TASK DIRECTIONS —
Copy the material that follows word for word and omit its pictures.

Saved entries —
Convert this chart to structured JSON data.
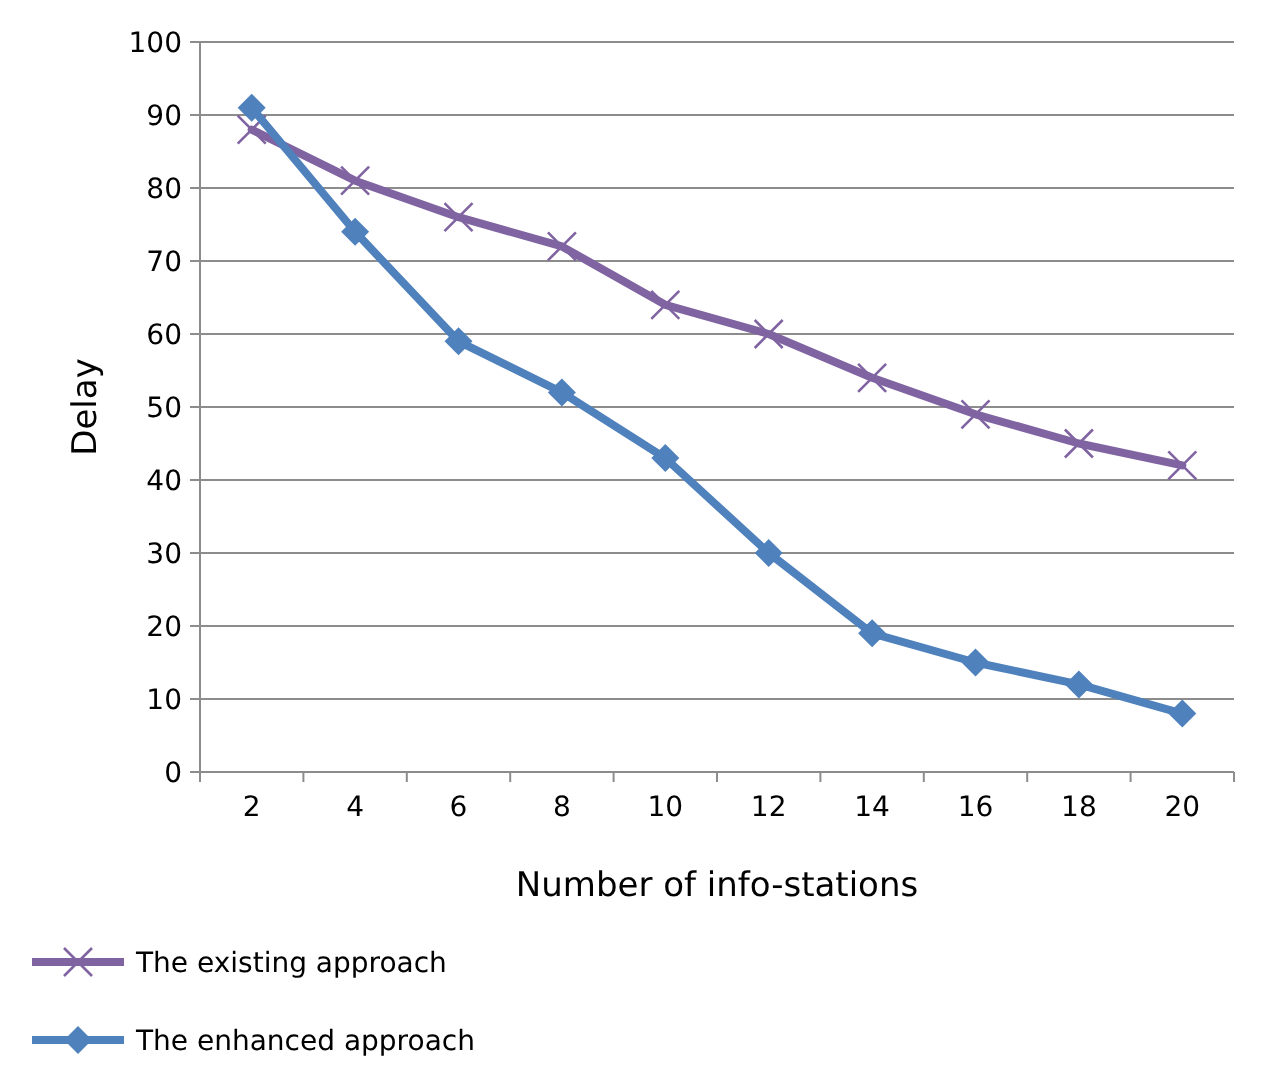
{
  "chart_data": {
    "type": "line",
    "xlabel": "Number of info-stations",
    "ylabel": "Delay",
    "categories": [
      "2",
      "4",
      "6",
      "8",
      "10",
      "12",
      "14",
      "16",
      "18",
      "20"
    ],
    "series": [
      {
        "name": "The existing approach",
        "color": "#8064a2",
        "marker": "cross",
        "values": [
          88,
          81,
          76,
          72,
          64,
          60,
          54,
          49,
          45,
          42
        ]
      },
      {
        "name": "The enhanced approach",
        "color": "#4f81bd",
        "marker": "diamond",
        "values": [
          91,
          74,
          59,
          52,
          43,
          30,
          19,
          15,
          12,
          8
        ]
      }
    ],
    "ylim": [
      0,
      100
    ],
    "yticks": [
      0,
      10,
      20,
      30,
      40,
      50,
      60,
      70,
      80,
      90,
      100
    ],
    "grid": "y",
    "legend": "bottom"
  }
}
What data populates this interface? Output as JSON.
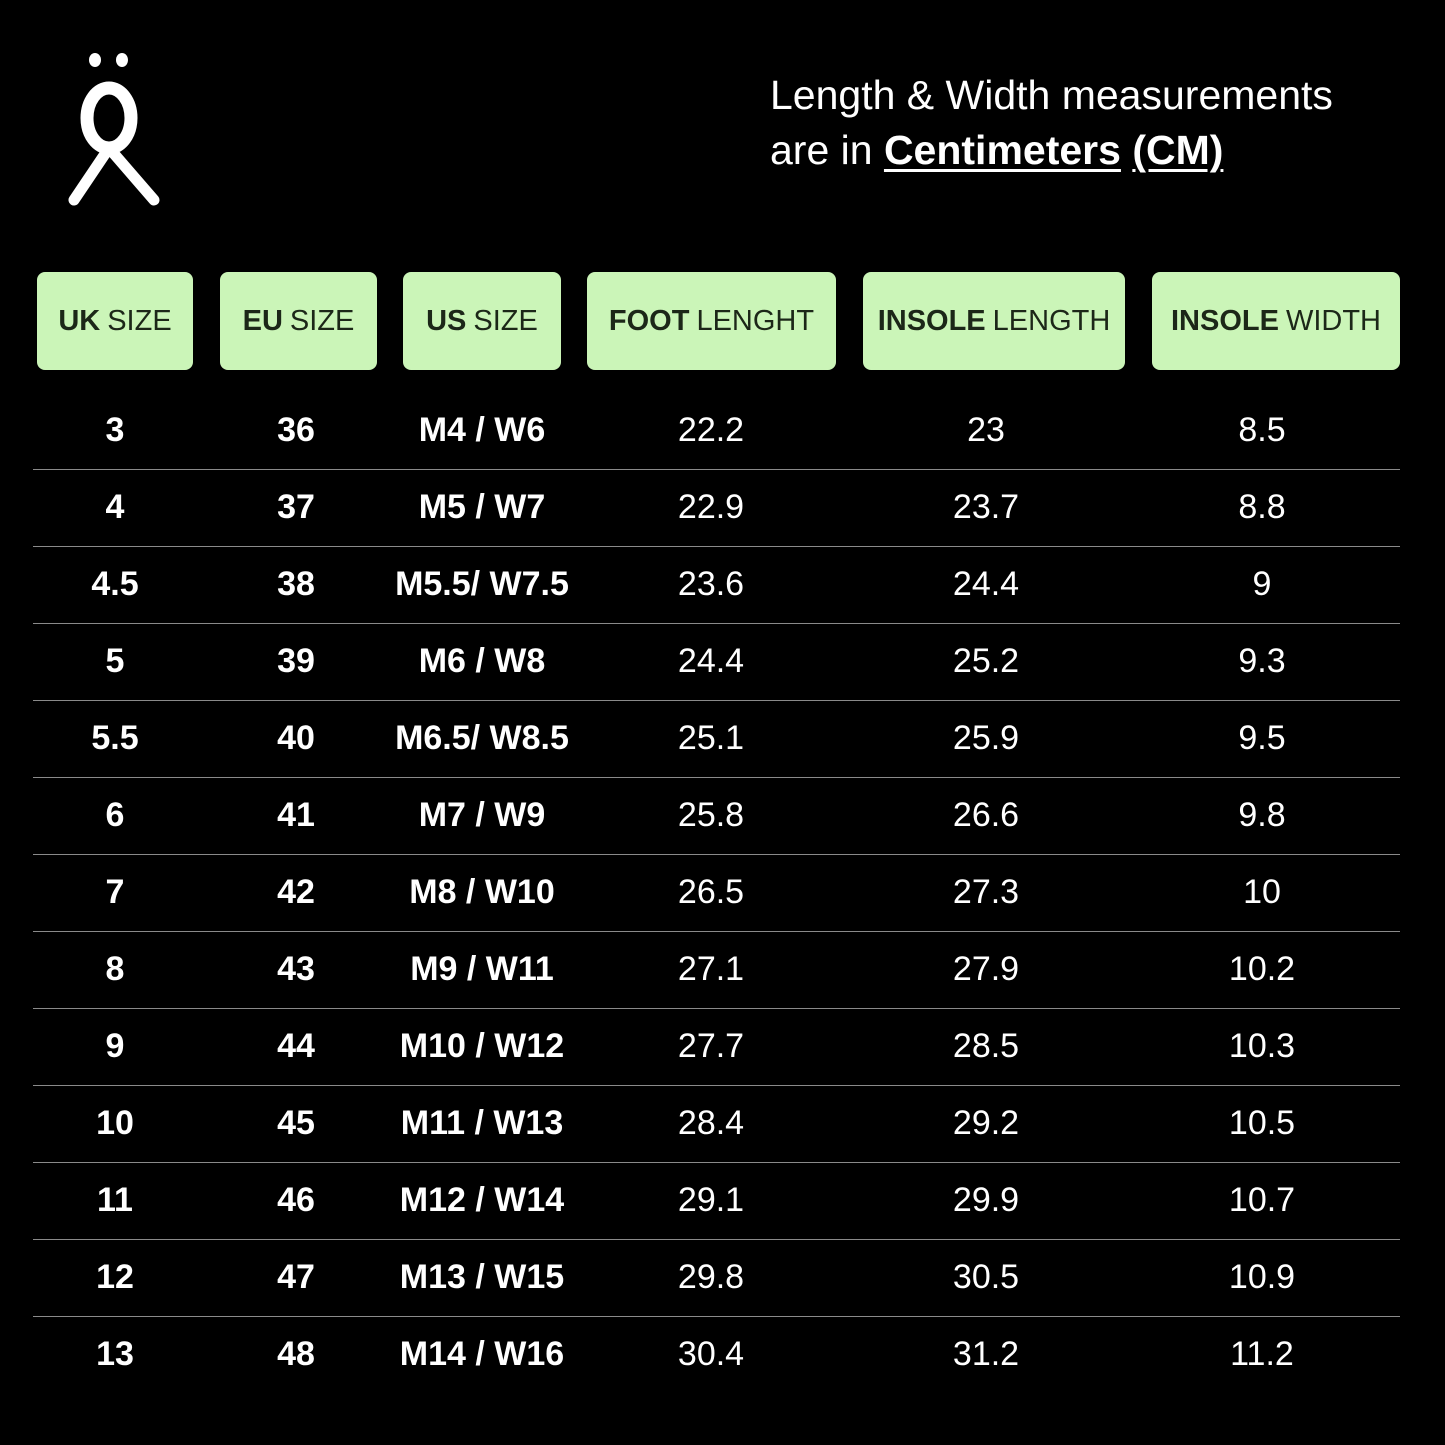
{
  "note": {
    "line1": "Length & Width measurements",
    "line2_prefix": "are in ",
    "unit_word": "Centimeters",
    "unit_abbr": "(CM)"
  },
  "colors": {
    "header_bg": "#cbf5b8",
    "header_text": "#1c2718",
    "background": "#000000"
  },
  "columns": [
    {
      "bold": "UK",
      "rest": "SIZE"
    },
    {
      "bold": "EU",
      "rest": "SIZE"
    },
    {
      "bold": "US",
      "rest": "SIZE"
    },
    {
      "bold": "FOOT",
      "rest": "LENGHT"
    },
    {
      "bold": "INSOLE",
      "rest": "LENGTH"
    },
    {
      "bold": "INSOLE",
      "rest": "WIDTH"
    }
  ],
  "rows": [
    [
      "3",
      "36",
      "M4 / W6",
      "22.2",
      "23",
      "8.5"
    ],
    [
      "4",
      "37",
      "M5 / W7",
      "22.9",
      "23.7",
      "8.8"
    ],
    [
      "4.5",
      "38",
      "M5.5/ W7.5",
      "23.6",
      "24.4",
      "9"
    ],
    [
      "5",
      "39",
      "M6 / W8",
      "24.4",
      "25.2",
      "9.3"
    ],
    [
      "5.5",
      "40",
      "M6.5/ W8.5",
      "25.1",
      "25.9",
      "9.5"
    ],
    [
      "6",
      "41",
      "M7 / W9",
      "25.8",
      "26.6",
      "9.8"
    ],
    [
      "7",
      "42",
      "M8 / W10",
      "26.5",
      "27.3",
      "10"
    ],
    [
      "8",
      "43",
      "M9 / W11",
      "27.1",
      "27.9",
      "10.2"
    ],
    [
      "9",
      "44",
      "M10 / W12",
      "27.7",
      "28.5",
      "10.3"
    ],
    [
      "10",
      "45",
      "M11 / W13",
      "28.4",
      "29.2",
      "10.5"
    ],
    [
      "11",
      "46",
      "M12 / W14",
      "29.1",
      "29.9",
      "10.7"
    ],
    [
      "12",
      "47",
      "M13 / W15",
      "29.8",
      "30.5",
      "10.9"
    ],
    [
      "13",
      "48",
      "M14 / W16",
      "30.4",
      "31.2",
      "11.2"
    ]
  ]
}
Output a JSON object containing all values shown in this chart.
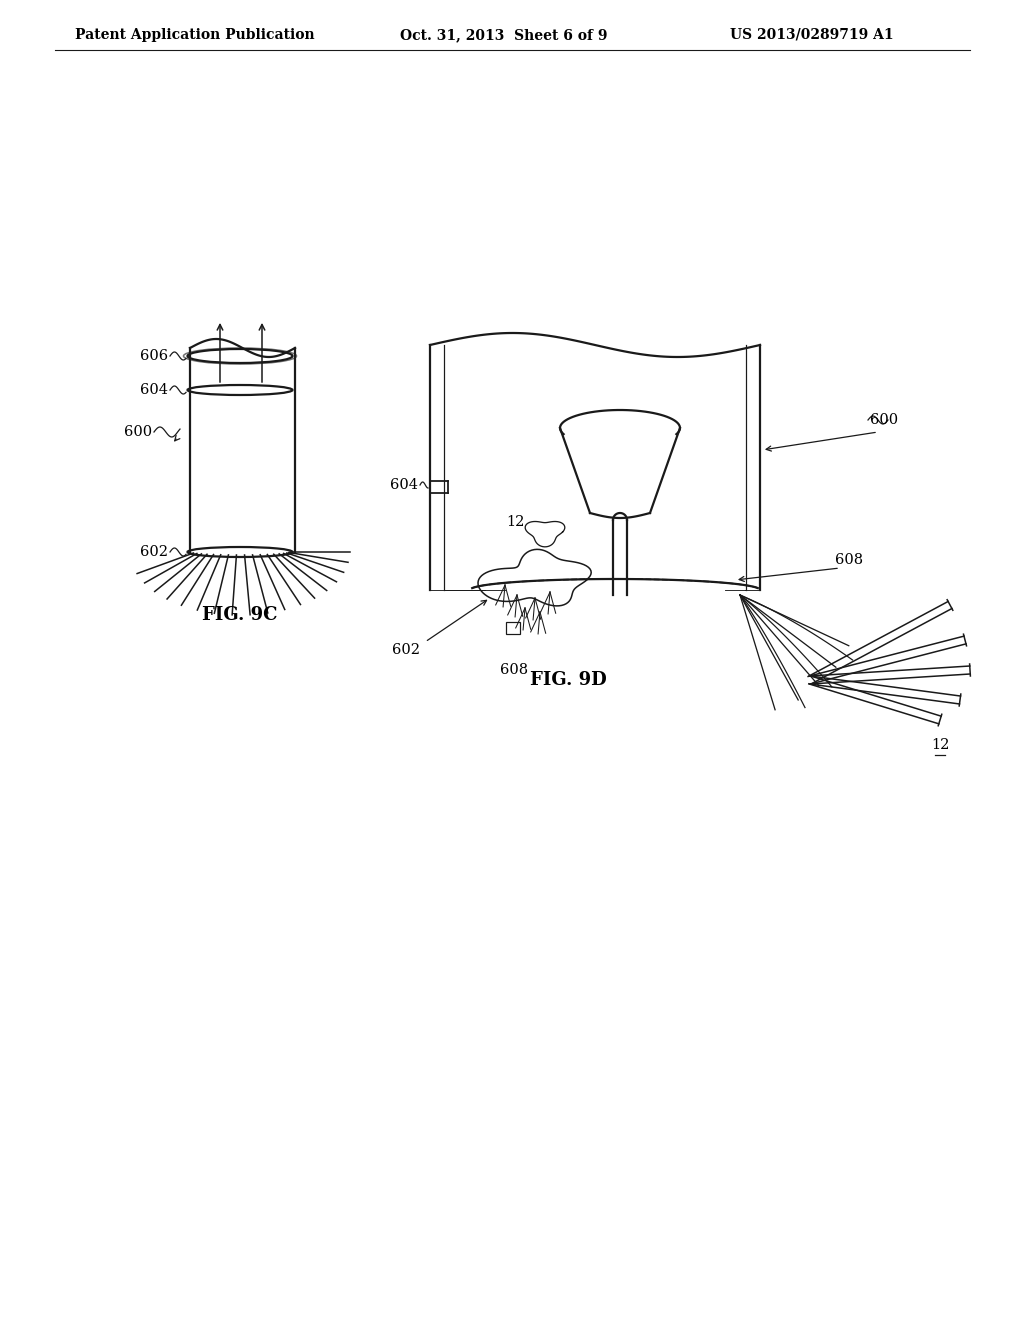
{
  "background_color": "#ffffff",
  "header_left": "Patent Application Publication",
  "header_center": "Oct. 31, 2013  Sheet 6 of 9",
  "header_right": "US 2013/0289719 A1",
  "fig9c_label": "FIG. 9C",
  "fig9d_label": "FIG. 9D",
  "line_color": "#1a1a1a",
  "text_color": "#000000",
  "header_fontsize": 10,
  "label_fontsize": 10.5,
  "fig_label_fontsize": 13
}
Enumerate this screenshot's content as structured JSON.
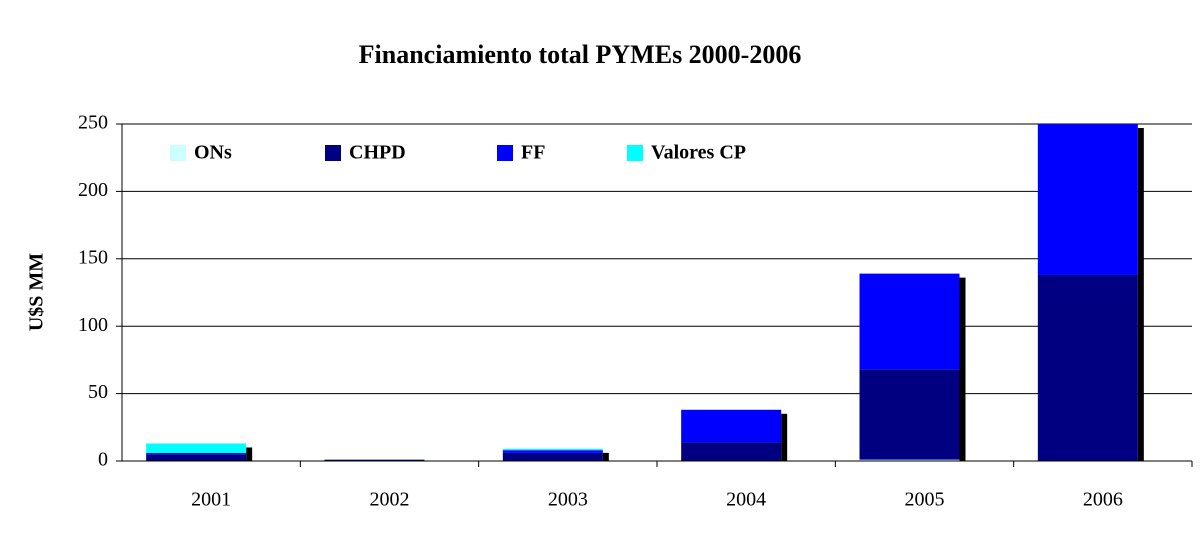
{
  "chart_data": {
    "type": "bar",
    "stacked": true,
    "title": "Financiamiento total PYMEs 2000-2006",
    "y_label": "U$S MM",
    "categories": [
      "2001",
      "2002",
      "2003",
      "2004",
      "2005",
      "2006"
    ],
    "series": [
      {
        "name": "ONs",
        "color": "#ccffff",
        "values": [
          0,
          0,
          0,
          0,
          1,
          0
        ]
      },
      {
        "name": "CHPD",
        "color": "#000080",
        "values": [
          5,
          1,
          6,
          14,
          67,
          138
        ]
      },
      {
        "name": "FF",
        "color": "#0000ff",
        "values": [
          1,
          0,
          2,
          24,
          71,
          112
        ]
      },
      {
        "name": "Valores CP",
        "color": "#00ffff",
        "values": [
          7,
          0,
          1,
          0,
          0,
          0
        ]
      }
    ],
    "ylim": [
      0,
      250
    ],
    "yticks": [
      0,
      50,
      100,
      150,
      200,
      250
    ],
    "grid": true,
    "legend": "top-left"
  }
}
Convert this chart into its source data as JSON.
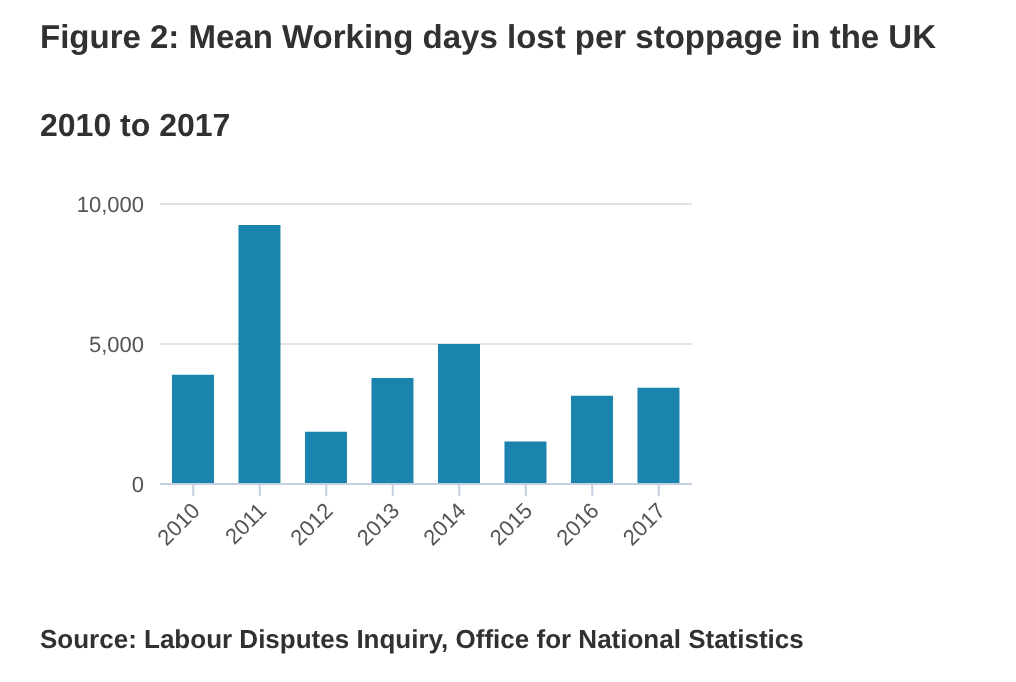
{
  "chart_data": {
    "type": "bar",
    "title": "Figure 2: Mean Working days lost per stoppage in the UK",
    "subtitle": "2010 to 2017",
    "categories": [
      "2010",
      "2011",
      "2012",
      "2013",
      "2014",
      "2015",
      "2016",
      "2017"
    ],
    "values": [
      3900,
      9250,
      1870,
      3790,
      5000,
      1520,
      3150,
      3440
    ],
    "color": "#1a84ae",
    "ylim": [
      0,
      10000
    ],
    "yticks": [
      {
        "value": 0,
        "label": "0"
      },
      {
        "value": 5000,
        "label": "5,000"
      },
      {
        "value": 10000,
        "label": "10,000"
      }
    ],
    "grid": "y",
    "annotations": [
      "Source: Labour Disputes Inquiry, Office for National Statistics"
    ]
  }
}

TASK RESPONSE —
Convert this chart to structured JSON data.
{
  "chart_data": {
    "type": "line",
    "xlabel": "Number of info-stations",
    "ylabel": "Delay",
    "categories": [
      "2",
      "4",
      "6",
      "8",
      "10",
      "12",
      "14",
      "16",
      "18",
      "20"
    ],
    "series": [
      {
        "name": "The existing approach",
        "color": "#8064a2",
        "marker": "cross",
        "values": [
          88,
          81,
          76,
          72,
          64,
          60,
          54,
          49,
          45,
          42
        ]
      },
      {
        "name": "The enhanced approach",
        "color": "#4f81bd",
        "marker": "diamond",
        "values": [
          91,
          74,
          59,
          52,
          43,
          30,
          19,
          15,
          12,
          8
        ]
      }
    ],
    "ylim": [
      0,
      100
    ],
    "yticks": [
      0,
      10,
      20,
      30,
      40,
      50,
      60,
      70,
      80,
      90,
      100
    ],
    "grid": "y",
    "legend": "bottom"
  }
}
What data populates this interface? Output as JSON.
{
  "note": {
    "line1": "Length & Width measurements",
    "line2_prefix": "are in ",
    "unit_word": "Centimeters",
    "unit_abbr": "(CM)"
  },
  "colors": {
    "header_bg": "#cbf5b8",
    "header_text": "#1c2718",
    "background": "#000000"
  },
  "columns": [
    {
      "bold": "UK",
      "rest": "SIZE"
    },
    {
      "bold": "EU",
      "rest": "SIZE"
    },
    {
      "bold": "US",
      "rest": "SIZE"
    },
    {
      "bold": "FOOT",
      "rest": "LENGHT"
    },
    {
      "bold": "INSOLE",
      "rest": "LENGTH"
    },
    {
      "bold": "INSOLE",
      "rest": "WIDTH"
    }
  ],
  "rows": [
    [
      "3",
      "36",
      "M4 / W6",
      "22.2",
      "23",
      "8.5"
    ],
    [
      "4",
      "37",
      "M5 / W7",
      "22.9",
      "23.7",
      "8.8"
    ],
    [
      "4.5",
      "38",
      "M5.5/ W7.5",
      "23.6",
      "24.4",
      "9"
    ],
    [
      "5",
      "39",
      "M6 / W8",
      "24.4",
      "25.2",
      "9.3"
    ],
    [
      "5.5",
      "40",
      "M6.5/ W8.5",
      "25.1",
      "25.9",
      "9.5"
    ],
    [
      "6",
      "41",
      "M7 / W9",
      "25.8",
      "26.6",
      "9.8"
    ],
    [
      "7",
      "42",
      "M8 / W10",
      "26.5",
      "27.3",
      "10"
    ],
    [
      "8",
      "43",
      "M9 / W11",
      "27.1",
      "27.9",
      "10.2"
    ],
    [
      "9",
      "44",
      "M10 / W12",
      "27.7",
      "28.5",
      "10.3"
    ],
    [
      "10",
      "45",
      "M11 / W13",
      "28.4",
      "29.2",
      "10.5"
    ],
    [
      "11",
      "46",
      "M12 / W14",
      "29.1",
      "29.9",
      "10.7"
    ],
    [
      "12",
      "47",
      "M13 / W15",
      "29.8",
      "30.5",
      "10.9"
    ],
    [
      "13",
      "48",
      "M14 / W16",
      "30.4",
      "31.2",
      "11.2"
    ]
  ]
}
Output a JSON object containing all values shown in this chart.
{
  "background_color": "#ffffff",
  "header_left": "Patent Application Publication",
  "header_center": "Oct. 31, 2013  Sheet 6 of 9",
  "header_right": "US 2013/0289719 A1",
  "fig9c_label": "FIG. 9C",
  "fig9d_label": "FIG. 9D",
  "line_color": "#1a1a1a",
  "text_color": "#000000",
  "header_fontsize": 10,
  "label_fontsize": 10.5,
  "fig_label_fontsize": 13
}
Enumerate this screenshot's content as structured JSON.
{
  "chart_data": {
    "type": "bar",
    "stacked": true,
    "title": "Financiamiento total PYMEs 2000-2006",
    "y_label": "U$S MM",
    "categories": [
      "2001",
      "2002",
      "2003",
      "2004",
      "2005",
      "2006"
    ],
    "series": [
      {
        "name": "ONs",
        "color": "#ccffff",
        "values": [
          0,
          0,
          0,
          0,
          1,
          0
        ]
      },
      {
        "name": "CHPD",
        "color": "#000080",
        "values": [
          5,
          1,
          6,
          14,
          67,
          138
        ]
      },
      {
        "name": "FF",
        "color": "#0000ff",
        "values": [
          1,
          0,
          2,
          24,
          71,
          112
        ]
      },
      {
        "name": "Valores CP",
        "color": "#00ffff",
        "values": [
          7,
          0,
          1,
          0,
          0,
          0
        ]
      }
    ],
    "ylim": [
      0,
      250
    ],
    "yticks": [
      0,
      50,
      100,
      150,
      200,
      250
    ],
    "grid": true,
    "legend": "top-left"
  }
}
Convert this chart into its source data as JSON.
{
  "chart_data": {
    "type": "bar",
    "title": "Figure 2: Mean Working days lost per stoppage in the UK",
    "subtitle": "2010 to 2017",
    "categories": [
      "2010",
      "2011",
      "2012",
      "2013",
      "2014",
      "2015",
      "2016",
      "2017"
    ],
    "values": [
      3900,
      9250,
      1870,
      3790,
      5000,
      1520,
      3150,
      3440
    ],
    "color": "#1a84ae",
    "ylim": [
      0,
      10000
    ],
    "yticks": [
      {
        "value": 0,
        "label": "0"
      },
      {
        "value": 5000,
        "label": "5,000"
      },
      {
        "value": 10000,
        "label": "10,000"
      }
    ],
    "grid": "y",
    "annotations": [
      "Source: Labour Disputes Inquiry, Office for National Statistics"
    ]
  }
}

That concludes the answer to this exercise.